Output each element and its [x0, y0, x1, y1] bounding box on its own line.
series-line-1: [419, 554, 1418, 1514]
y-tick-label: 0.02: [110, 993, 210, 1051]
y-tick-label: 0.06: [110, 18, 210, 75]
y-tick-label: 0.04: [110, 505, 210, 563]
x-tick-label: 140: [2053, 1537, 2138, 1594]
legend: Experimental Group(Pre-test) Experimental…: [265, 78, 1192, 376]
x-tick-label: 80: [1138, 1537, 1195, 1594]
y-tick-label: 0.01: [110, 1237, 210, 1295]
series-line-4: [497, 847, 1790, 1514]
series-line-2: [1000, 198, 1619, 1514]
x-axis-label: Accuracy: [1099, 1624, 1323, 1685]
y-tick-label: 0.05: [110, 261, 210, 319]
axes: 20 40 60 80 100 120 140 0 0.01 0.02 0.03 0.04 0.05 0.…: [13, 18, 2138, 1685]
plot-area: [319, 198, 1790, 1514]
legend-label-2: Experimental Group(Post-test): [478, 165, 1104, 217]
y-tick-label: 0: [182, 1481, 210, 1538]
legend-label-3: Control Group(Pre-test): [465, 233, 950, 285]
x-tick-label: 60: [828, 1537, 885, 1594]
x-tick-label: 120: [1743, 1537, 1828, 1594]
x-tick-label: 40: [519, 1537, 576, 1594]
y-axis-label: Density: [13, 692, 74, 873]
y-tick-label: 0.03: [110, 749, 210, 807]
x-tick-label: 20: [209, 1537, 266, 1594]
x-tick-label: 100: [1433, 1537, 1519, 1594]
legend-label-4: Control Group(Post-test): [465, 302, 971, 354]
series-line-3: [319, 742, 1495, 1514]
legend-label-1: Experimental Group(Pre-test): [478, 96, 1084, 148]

-- Your task --
Return the rows above unchanged, starting with the first row and continuing through the line that contains "x-tick-label: 140: [2053, 1537, 2138, 1594]", with that line included.

-- Complete response --
Output each element and its [x0, y0, x1, y1] bounding box on its own line.
series-line-1: [419, 554, 1418, 1514]
y-tick-label: 0.02: [110, 993, 210, 1051]
y-tick-label: 0.06: [110, 18, 210, 75]
y-tick-label: 0.04: [110, 505, 210, 563]
x-tick-label: 140: [2053, 1537, 2138, 1594]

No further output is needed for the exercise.